#### Dataset content ####
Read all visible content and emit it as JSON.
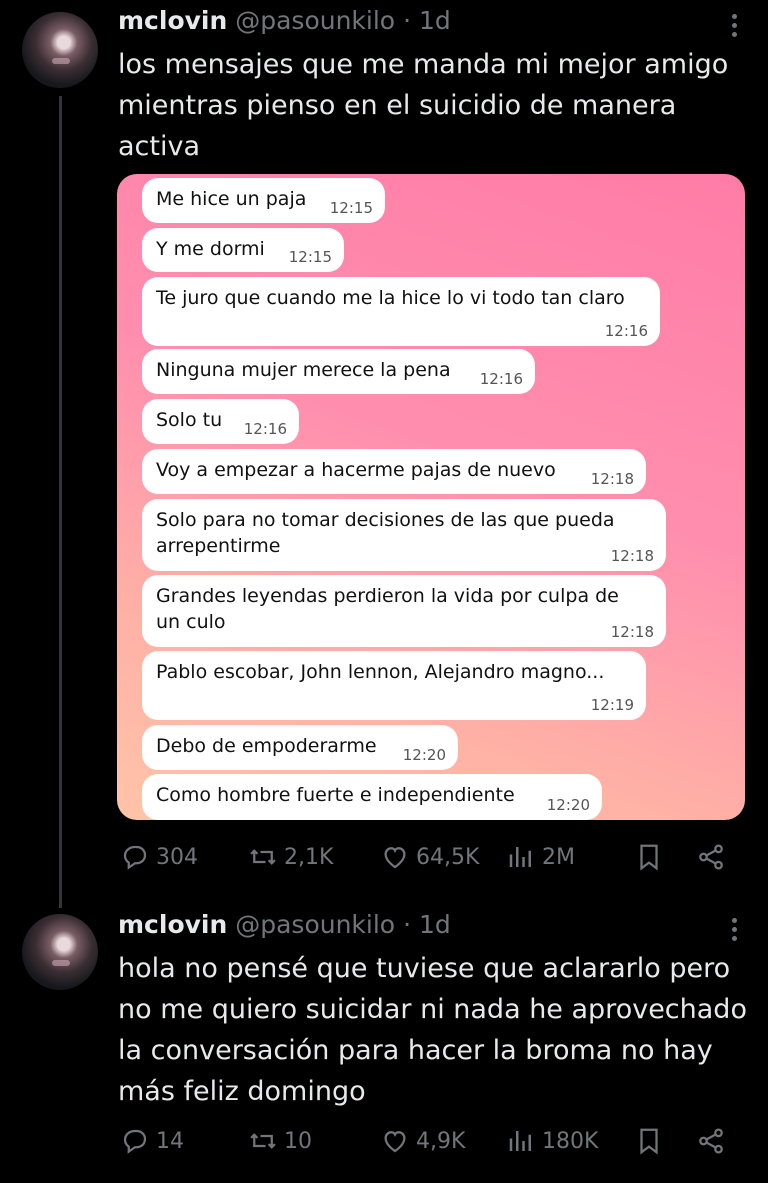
{
  "tweet1": {
    "name": "mclovin",
    "handle": "@pasounkilo",
    "dot": "·",
    "age": "1d",
    "text": "los mensajes que me manda mi mejor amigo mientras pienso en el suicidio de manera activa",
    "media": {
      "messages": [
        {
          "text": "Me hice un paja",
          "time": "12:15"
        },
        {
          "text": "Y me dormi",
          "time": "12:15"
        },
        {
          "text": "Te juro que cuando me la hice lo vi todo tan claro",
          "time": "12:16"
        },
        {
          "text": "Ninguna mujer merece la pena",
          "time": "12:16"
        },
        {
          "text": "Solo tu",
          "time": "12:16"
        },
        {
          "text": "Voy a empezar a hacerme pajas de nuevo",
          "time": "12:18"
        },
        {
          "text": "Solo para no tomar decisiones de las que pueda arrepentirme",
          "time": "12:18"
        },
        {
          "text": "Grandes leyendas perdieron la vida por culpa de un culo",
          "time": "12:18"
        },
        {
          "text": "Pablo escobar, John lennon, Alejandro magno...",
          "time": "12:19"
        },
        {
          "text": "Debo de empoderarme",
          "time": "12:20"
        },
        {
          "text": "Como hombre fuerte e independiente",
          "time": "12:20"
        }
      ]
    },
    "stats": {
      "replies": "304",
      "retweets": "2,1K",
      "likes": "64,5K",
      "views": "2M"
    }
  },
  "tweet2": {
    "name": "mclovin",
    "handle": "@pasounkilo",
    "dot": "·",
    "age": "1d",
    "text": "hola no pensé que tuviese que aclararlo pero no me quiero suicidar ni nada he aprovechado la conversación para hacer la broma no hay más feliz domingo",
    "stats": {
      "replies": "14",
      "retweets": "10",
      "likes": "4,9K",
      "views": "180K"
    }
  },
  "icons": [
    "reply-icon",
    "retweet-icon",
    "like-icon",
    "views-icon",
    "bookmark-icon",
    "share-icon",
    "more-icon"
  ],
  "colors": {
    "background": "#000000",
    "text": "#e7e9ea",
    "muted": "#71767b",
    "media_pink": "#ff7ca8",
    "media_peach": "#ffc4a8"
  }
}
####
Exercise requirements » Without the pictures, restate all of the entries above verbatim.

Solution for this exercise »
Read all visible content and emit it as JSON.
{
  "tweet1": {
    "name": "mclovin",
    "handle": "@pasounkilo",
    "dot": "·",
    "age": "1d",
    "text": "los mensajes que me manda mi mejor amigo mientras pienso en el suicidio de manera activa",
    "media": {
      "messages": [
        {
          "text": "Me hice un paja",
          "time": "12:15"
        },
        {
          "text": "Y me dormi",
          "time": "12:15"
        },
        {
          "text": "Te juro que cuando me la hice lo vi todo tan claro",
          "time": "12:16"
        },
        {
          "text": "Ninguna mujer merece la pena",
          "time": "12:16"
        },
        {
          "text": "Solo tu",
          "time": "12:16"
        },
        {
          "text": "Voy a empezar a hacerme pajas de nuevo",
          "time": "12:18"
        },
        {
          "text": "Solo para no tomar decisiones de las que pueda arrepentirme",
          "time": "12:18"
        },
        {
          "text": "Grandes leyendas perdieron la vida por culpa de un culo",
          "time": "12:18"
        },
        {
          "text": "Pablo escobar, John lennon, Alejandro magno...",
          "time": "12:19"
        },
        {
          "text": "Debo de empoderarme",
          "time": "12:20"
        },
        {
          "text": "Como hombre fuerte e independiente",
          "time": "12:20"
        }
      ]
    },
    "stats": {
      "replies": "304",
      "retweets": "2,1K",
      "likes": "64,5K",
      "views": "2M"
    }
  },
  "tweet2": {
    "name": "mclovin",
    "handle": "@pasounkilo",
    "dot": "·",
    "age": "1d",
    "text": "hola no pensé que tuviese que aclararlo pero no me quiero suicidar ni nada he aprovechado la conversación para hacer la broma no hay más feliz domingo",
    "stats": {
      "replies": "14",
      "retweets": "10",
      "likes": "4,9K",
      "views": "180K"
    }
  },
  "icons": [
    "reply-icon",
    "retweet-icon",
    "like-icon",
    "views-icon",
    "bookmark-icon",
    "share-icon",
    "more-icon"
  ],
  "colors": {
    "background": "#000000",
    "text": "#e7e9ea",
    "muted": "#71767b",
    "media_pink": "#ff7ca8",
    "media_peach": "#ffc4a8"
  }
}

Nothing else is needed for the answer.